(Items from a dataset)
----

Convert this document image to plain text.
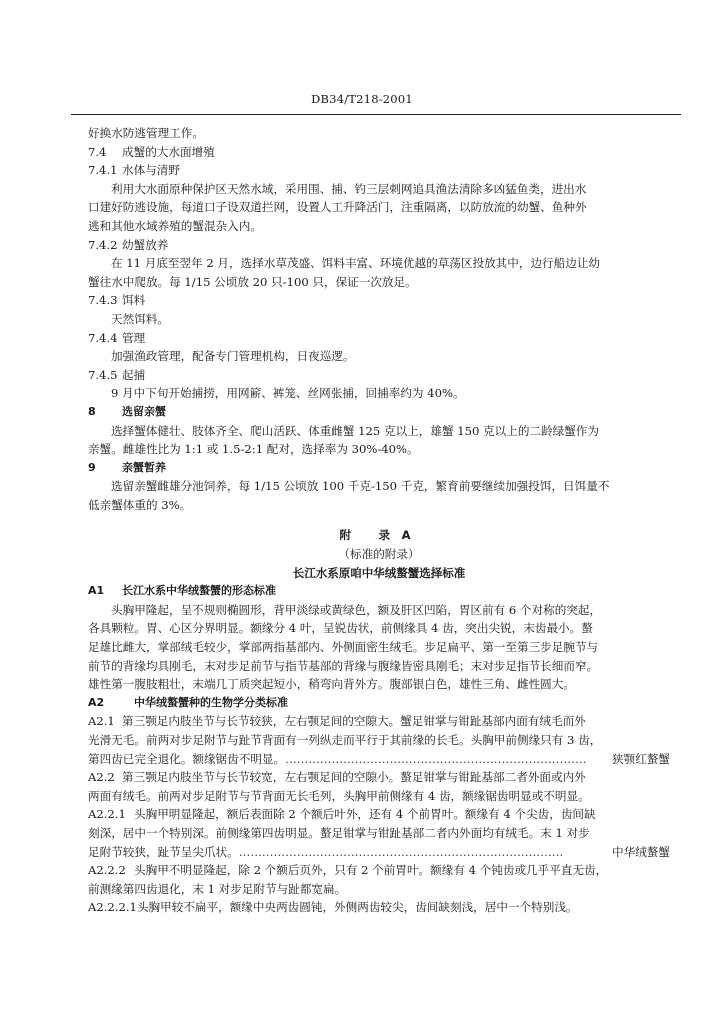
DB34/T218-2001
好换水防逃管理工作。
7.4 成蟹的大水面增殖
7.4.1 水体与清野
利用大水面原种保护区天然水域，采用围、捕、钓三层刺网追具渔法清除多凶猛鱼类，进出水
口建好防逃设施，每道口子设双道拦网，设置人工升降活门，注重隔离，以防放流的幼蟹、鱼种外
逃和其他水域养殖的蟹混杂入内。
7.4.2 幼蟹放养
在 11 月底至翌年 2 月，选择水草茂盛、饵料丰富、环境优越的草荡区投放其中，边行船边让幼
蟹往水中爬放。每 1/15 公顷放 20 只-100 只，保证一次放足。
7.4.3 饵料
天然饵料。
7.4.4 管理
加强渔政管理，配备专门管理机构，日夜巡逻。
7.4.5 起捕
9 月中下旬开始捕捞，用网簖、裤笼、丝网张捕，回捕率约为 40%。
8 选留亲蟹
选择蟹体健壮、肢体齐全、爬山活跃、体重雌蟹 125 克以上，雄蟹 150 克以上的二龄绿蟹作为
亲蟹。雌雄性比为 1:1 或 1.5-2:1 配对，选择率为 30%-40%。
9 亲蟹暂养
选留亲蟹雌雄分池饲养，每 1/15 公顷放 100 千克-150 千克，繁育前要继续加强投饵，日饵量不
低亲蟹体重的 3%。
附　录 A
（标准的附录）
长江水系原咱中华绒螯蟹选择标准
A1 长江水系中华绒螯蟹的形态标准
头胸甲隆起，呈不规则椭圆形，背甲淡绿或黄绿色，额及肝区凹陷，胃区前有 6 个对称的突起，
各具颗粒。胃、心区分界明显。额缘分 4 叶，呈锐齿状，前侧缘具 4 齿，突出尖锐，末齿最小。螯
足雄比雌大，掌部绒毛较少，掌部两指基部内、外侧面密生绒毛。步足扁平、第一至第三步足腕节与
前节的背缘均具刚毛，末对步足前节与指节基部的背缘与腹缘皆密具刚毛；末对步足指节长细而窄。
雄性第一腹肢粗壮，末端几丁质突起短小，稍弯向背外方。腹部银白色，雄性三角、雌性圆大。
A2	中华绒螯蟹种的生物学分类标准
A2.1 第三颚足内肢坐节与长节较狭，左右颚足间的空隙大。蟹足钳掌与钳趾基部内面有绒毛而外
光滑无毛。前两对步足附节与趾节背面有一列纵走而平行于其前缘的长毛。头胸甲前侧缘只有 3 齿，
第四齿已完全退化。额缘锯齿不明显。 ……………………………………………………………………	狭颚红螯蟹
A2.2 第三颚足内肢坐节与长节较宽，左右颚足间的空隙小。螯足钳掌与钳趾基部二者外面或内外
两面有绒毛。前两对步足附节与节背面无长毛列，头胸甲前侧缘有 4 齿，额缘锯齿明显或不明显。
A2.2.1 头胸甲明显隆起，额后表面除 2 个额后叶外，还有 4 个前胃叶。额缘有 4 个尖齿，齿间缺
刻深，居中一个特别深。前侧缘第四齿明显。螯足钳掌与钳趾基部二者内外面均有绒毛。末 1 对步
足附节较狭，趾节呈尖爪状。 …………………………………………………………………………	中华绒螯蟹
A2.2.2 头胸甲不明显隆起，除 2 个额后页外，只有 2 个前胃叶。额缘有 4 个钝齿或几乎平直无齿，
前测缘第四齿退化，末 1 对步足附节与趾都宽扁。
A2.2.2.1头胸甲较不扁平，额缘中央两齿圆钝，外侧两齿较尖，齿间缺刻浅，居中一个特别浅。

----

> [Instruction]
Make a verbatim copy of all the entries and strip out the pictures.

> [Answer to the exercise]
Convert this document image to plain text.
DB34/T218-2001
好换水防逃管理工作。
7.4 成蟹的大水面增殖
7.4.1 水体与清野
利用大水面原种保护区天然水域，采用围、捕、钓三层刺网追具渔法清除多凶猛鱼类，进出水
口建好防逃设施，每道口子设双道拦网，设置人工升降活门，注重隔离，以防放流的幼蟹、鱼种外
逃和其他水域养殖的蟹混杂入内。
7.4.2 幼蟹放养
在 11 月底至翌年 2 月，选择水草茂盛、饵料丰富、环境优越的草荡区投放其中，边行船边让幼
蟹往水中爬放。每 1/15 公顷放 20 只-100 只，保证一次放足。
7.4.3 饵料
天然饵料。
7.4.4 管理
加强渔政管理，配备专门管理机构，日夜巡逻。
7.4.5 起捕
9 月中下旬开始捕捞，用网簖、裤笼、丝网张捕，回捕率约为 40%。
8 选留亲蟹
选择蟹体健壮、肢体齐全、爬山活跃、体重雌蟹 125 克以上，雄蟹 150 克以上的二龄绿蟹作为
亲蟹。雌雄性比为 1:1 或 1.5-2:1 配对，选择率为 30%-40%。
9 亲蟹暂养
选留亲蟹雌雄分池饲养，每 1/15 公顷放 100 千克-150 千克，繁育前要继续加强投饵，日饵量不
低亲蟹体重的 3%。
附　录 A
（标准的附录）
长江水系原咱中华绒螯蟹选择标准
A1 长江水系中华绒螯蟹的形态标准
头胸甲隆起，呈不规则椭圆形，背甲淡绿或黄绿色，额及肝区凹陷，胃区前有 6 个对称的突起，
各具颗粒。胃、心区分界明显。额缘分 4 叶，呈锐齿状，前侧缘具 4 齿，突出尖锐，末齿最小。螯
足雄比雌大，掌部绒毛较少，掌部两指基部内、外侧面密生绒毛。步足扁平、第一至第三步足腕节与
前节的背缘均具刚毛，末对步足前节与指节基部的背缘与腹缘皆密具刚毛；末对步足指节长细而窄。
雄性第一腹肢粗壮，末端几丁质突起短小，稍弯向背外方。腹部银白色，雄性三角、雌性圆大。
A2	中华绒螯蟹种的生物学分类标准
A2.1 第三颚足内肢坐节与长节较狭，左右颚足间的空隙大。蟹足钳掌与钳趾基部内面有绒毛而外
光滑无毛。前两对步足附节与趾节背面有一列纵走而平行于其前缘的长毛。头胸甲前侧缘只有 3 齿，
第四齿已完全退化。额缘锯齿不明显。 ……………………………………………………………………	狭颚红螯蟹
A2.2 第三颚足内肢坐节与长节较宽，左右颚足间的空隙小。螯足钳掌与钳趾基部二者外面或内外
两面有绒毛。前两对步足附节与节背面无长毛列，头胸甲前侧缘有 4 齿，额缘锯齿明显或不明显。
A2.2.1 头胸甲明显隆起，额后表面除 2 个额后叶外，还有 4 个前胃叶。额缘有 4 个尖齿，齿间缺
刻深，居中一个特别深。前侧缘第四齿明显。螯足钳掌与钳趾基部二者内外面均有绒毛。末 1 对步
足附节较狭，趾节呈尖爪状。 …………………………………………………………………………	中华绒螯蟹
A2.2.2 头胸甲不明显隆起，除 2 个额后页外，只有 2 个前胃叶。额缘有 4 个钝齿或几乎平直无齿，
前测缘第四齿退化，末 1 对步足附节与趾都宽扁。
A2.2.2.1头胸甲较不扁平，额缘中央两齿圆钝，外侧两齿较尖，齿间缺刻浅，居中一个特别浅。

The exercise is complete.